— start —
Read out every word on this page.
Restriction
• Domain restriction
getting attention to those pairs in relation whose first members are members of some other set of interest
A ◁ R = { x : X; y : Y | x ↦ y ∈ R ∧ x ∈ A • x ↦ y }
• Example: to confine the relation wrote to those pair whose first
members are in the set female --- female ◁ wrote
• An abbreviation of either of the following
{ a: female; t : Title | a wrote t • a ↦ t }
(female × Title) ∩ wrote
— end —
Give the listing again, word for word.

FULL RESPONSE
Read out every word on this page.
Restriction
• Domain restriction
getting attention to those pairs in relation whose first members are members of some other set of interest
A ◁ R = { x : X; y : Y | x ↦ y ∈ R ∧ x ∈ A • x ↦ y }
• Example: to confine the relation wrote to those pair whose first
members are in the set female --- female ◁ wrote
• An abbreviation of either of the following
{ a: female; t : Title | a wrote t • a ↦ t }
(female × Title) ∩ wrote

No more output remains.